▶ LISTED ENTRIES
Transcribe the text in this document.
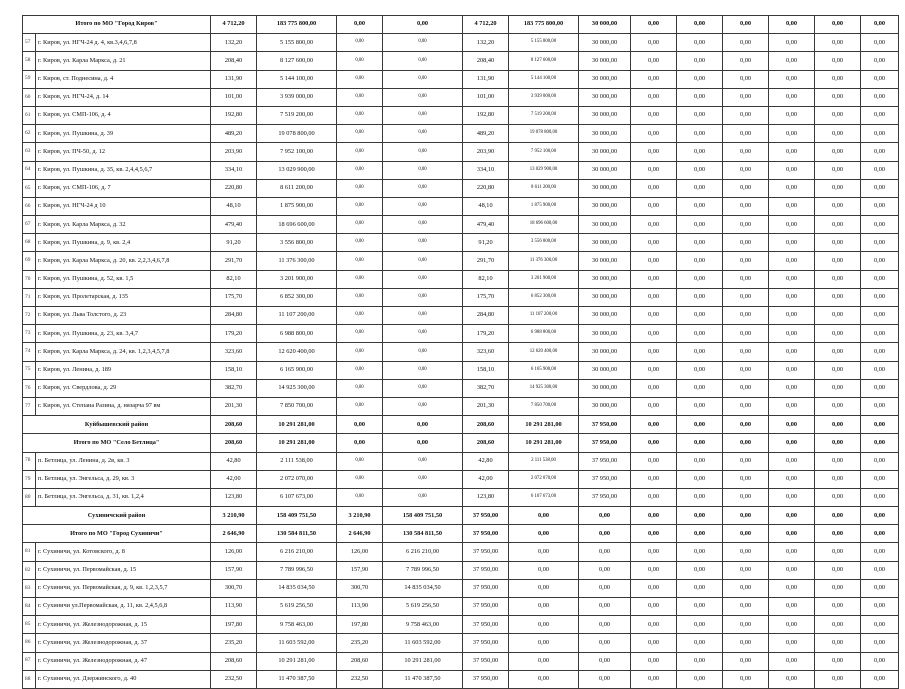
Итого по МО "Город Киров"		4 712,20	183 775 800,00	0,00	0,00	4 712,20	183 775 800,00	30 000,00	0,00	0,00	0,00	0,00	0,00	0,00
57	г. Киров, ул. НГЧ-24 д. 4, кв.3,4,6,7,8	132,20	5 155 800,00	0,00	0,00	132,20	5 155 800,00	30 000,00	0,00	0,00	0,00	0,00	0,00	0,00
58	г. Киров, ул. Карла Маркса, д. 21	208,40	8 127 600,00	0,00	0,00	208,40	8 127 600,00	30 000,00	0,00	0,00	0,00	0,00	0,00	0,00
59	г. Киров, ст. Поднесина, д. 4	131,90	5 144 100,00	0,00	0,00	131,90	5 144 100,00	30 000,00	0,00	0,00	0,00	0,00	0,00	0,00
60	г. Киров, ул. НГЧ-24, д. 14	101,00	3 939 000,00	0,00	0,00	101,00	3 939 000,00	30 000,00	0,00	0,00	0,00	0,00	0,00	0,00
61	г. Киров, ул. СМП-106, д. 4	192,80	7 519 200,00	0,00	0,00	192,80	7 519 200,00	30 000,00	0,00	0,00	0,00	0,00	0,00	0,00
62	г. Киров, ул. Пушкина, д. 39	489,20	19 078 800,00	0,00	0,00	489,20	19 078 800,00	30 000,00	0,00	0,00	0,00	0,00	0,00	0,00
63	г. Киров, ул. ПЧ-50, д. 12	203,90	7 952 100,00	0,00	0,00	203,90	7 952 100,00	30 000,00	0,00	0,00	0,00	0,00	0,00	0,00
64	г. Киров, ул. Пушкина, д. 35, кв. 2,4,4,5,6,7	334,10	13 029 900,00	0,00	0,00	334,10	13 029 900,00	30 000,00	0,00	0,00	0,00	0,00	0,00	0,00
65	г. Киров, ул. СМП-106, д. 7	220,80	8 611 200,00	0,00	0,00	220,80	8 611 200,00	30 000,00	0,00	0,00	0,00	0,00	0,00	0,00
66	г. Киров, ул. НГЧ-24 д 10	48,10	1 875 900,00	0,00	0,00	48,10	1 875 900,00	30 000,00	0,00	0,00	0,00	0,00	0,00	0,00
67	г. Киров, ул. Карла Маркса, д. 32	479,40	18 696 600,00	0,00	0,00	479,40	18 696 600,00	30 000,00	0,00	0,00	0,00	0,00	0,00	0,00
68	г. Киров, ул. Пушкина, д. 9, кв. 2,4	91,20	3 556 800,00	0,00	0,00	91,20	3 556 800,00	30 000,00	0,00	0,00	0,00	0,00	0,00	0,00
69	г. Киров, ул. Карла Маркса, д. 20, кв. 2,2,3,4,6,7,8	291,70	11 376 300,00	0,00	0,00	291,70	11 376 300,00	30 000,00	0,00	0,00	0,00	0,00	0,00	0,00
70	г. Киров, ул. Пушкина, д. 52, кв. 1,5	82,10	3 201 900,00	0,00	0,00	82,10	3 201 900,00	30 000,00	0,00	0,00	0,00	0,00	0,00	0,00
71	г. Киров, ул. Пролетарская, д. 135	175,70	6 852 300,00	0,00	0,00	175,70	6 852 300,00	30 000,00	0,00	0,00	0,00	0,00	0,00	0,00
72	г. Киров, ул. Льва Толстого, д. 23	284,80	11 107 200,00	0,00	0,00	284,80	11 107 200,00	30 000,00	0,00	0,00	0,00	0,00	0,00	0,00
73	г. Киров, ул. Пушкина, д. 23, кв. 3,4,7	179,20	6 988 800,00	0,00	0,00	179,20	6 988 800,00	30 000,00	0,00	0,00	0,00	0,00	0,00	0,00
74	г. Киров, ул. Карла Маркса, д. 24, кв. 1,2,3,4,5,7,8	323,60	12 620 400,00	0,00	0,00	323,60	12 620 400,00	30 000,00	0,00	0,00	0,00	0,00	0,00	0,00
75	г. Киров, ул. Ленина, д. 189	158,10	6 165 900,00	0,00	0,00	158,10	6 165 900,00	30 000,00	0,00	0,00	0,00	0,00	0,00	0,00
76	г. Киров, ул. Свердлова, д. 29	382,70	14 925 300,00	0,00	0,00	382,70	14 925 300,00	30 000,00	0,00	0,00	0,00	0,00	0,00	0,00
77	г. Киров, ул. Степана Разина, д. нязарча 97 вм	201,30	7 850 700,00	0,00	0,00	201,30	7 850 700,00	30 000,00	0,00	0,00	0,00	0,00	0,00	0,00
Куйбышевский район		208,60	10 291 281,00	0,00	0,00	208,60	10 291 281,00	37 950,00	0,00	0,00	0,00	0,00	0,00	0,00
Итого по МО "Село Бетлица"		208,60	10 291 281,00	0,00	0,00	208,60	10 291 281,00	37 950,00	0,00	0,00	0,00	0,00	0,00	0,00
78	п. Бетлица, ул. Ленина, д. 2в, кв. 3	42,80	2 111 538,00	0,00	0,00	42,80	2 111 538,00	37 950,00	0,00	0,00	0,00	0,00	0,00	0,00
79	п. Бетлица, ул. Энгельса, д. 29, кв. 3	42,00	2 072 070,00	0,00	0,00	42,00	2 072 070,00	37 950,00	0,00	0,00	0,00	0,00	0,00	0,00
80	п. Бетлица, ул. Энгельса, д. 31, кв. 1,2,4	123,80	6 107 673,00	0,00	0,00	123,80	6 107 673,00	37 950,00	0,00	0,00	0,00	0,00	0,00	0,00
Сухиничский район		3 210,90	158 409 751,50	3 210,90	158 409 751,50	37 950,00	0,00	0,00	0,00	0,00	0,00	0,00	0,00	0,00
Итого по МО "Город Сухиничи"		2 646,90	130 584 811,50	2 646,90	130 584 811,50	37 950,00	0,00	0,00	0,00	0,00	0,00	0,00	0,00	0,00
81	г. Сухиничи, ул. Котовского, д. 8	126,00	6 216 210,00	126,00	6 216 210,00	37 950,00	0,00	0,00	0,00	0,00	0,00	0,00	0,00	0,00
82	г. Сухиничи, ул. Первомайская, д. 15	157,90	7 789 996,50	157,90	7 789 996,50	37 950,00	0,00	0,00	0,00	0,00	0,00	0,00	0,00	0,00
83	г. Сухиничи, ул. Первомайская, д. 9, кв. 1,2,3,5,7	300,70	14 835 034,50	300,70	14 835 034,50	37 950,00	0,00	0,00	0,00	0,00	0,00	0,00	0,00	0,00
84	г. Сухиничи ул.Первомайская, д. 11, кв. 2,4,5,6,8	113,90	5 619 256,50	113,90	5 619 256,50	37 950,00	0,00	0,00	0,00	0,00	0,00	0,00	0,00	0,00
85	г. Сухиничи, ул. Железнодорожная, д. 15	197,80	9 758 463,00	197,80	9 758 463,00	37 950,00	0,00	0,00	0,00	0,00	0,00	0,00	0,00	0,00
86	г. Сухиничи, ул. Железнодорожная, д. 37	235,20	11 603 592,00	235,20	11 603 592,00	37 950,00	0,00	0,00	0,00	0,00	0,00	0,00	0,00	0,00
87	г. Сухиничи, ул. Железнодорожная, д. 47	208,60	10 291 281,00	208,60	10 291 281,00	37 950,00	0,00	0,00	0,00	0,00	0,00	0,00	0,00	0,00
88	г. Сухиничи, ул. Дзержинского, д. 40	232,50	11 470 387,50	232,50	11 470 387,50	37 950,00	0,00	0,00	0,00	0,00	0,00	0,00	0,00	0,00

▶ REQUEST
Go over the data above and copy every line that has the word "Маркса" in it.

▶ WRITTEN RESPONSE
58	г. Киров, ул. Карла Маркса, д. 21	208,40	8 127 600,00	0,00	0,00	208,40	8 127 600,00	30 000,00	0,00	0,00	0,00	0,00	0,00	0,00
67	г. Киров, ул. Карла Маркса, д. 32	479,40	18 696 600,00	0,00	0,00	479,40	18 696 600,00	30 000,00	0,00	0,00	0,00	0,00	0,00	0,00
69	г. Киров, ул. Карла Маркса, д. 20, кв. 2,2,3,4,6,7,8	291,70	11 376 300,00	0,00	0,00	291,70	11 376 300,00	30 000,00	0,00	0,00	0,00	0,00	0,00	0,00
74	г. Киров, ул. Карла Маркса, д. 24, кв. 1,2,3,4,5,7,8	323,60	12 620 400,00	0,00	0,00	323,60	12 620 400,00	30 000,00	0,00	0,00	0,00	0,00	0,00	0,00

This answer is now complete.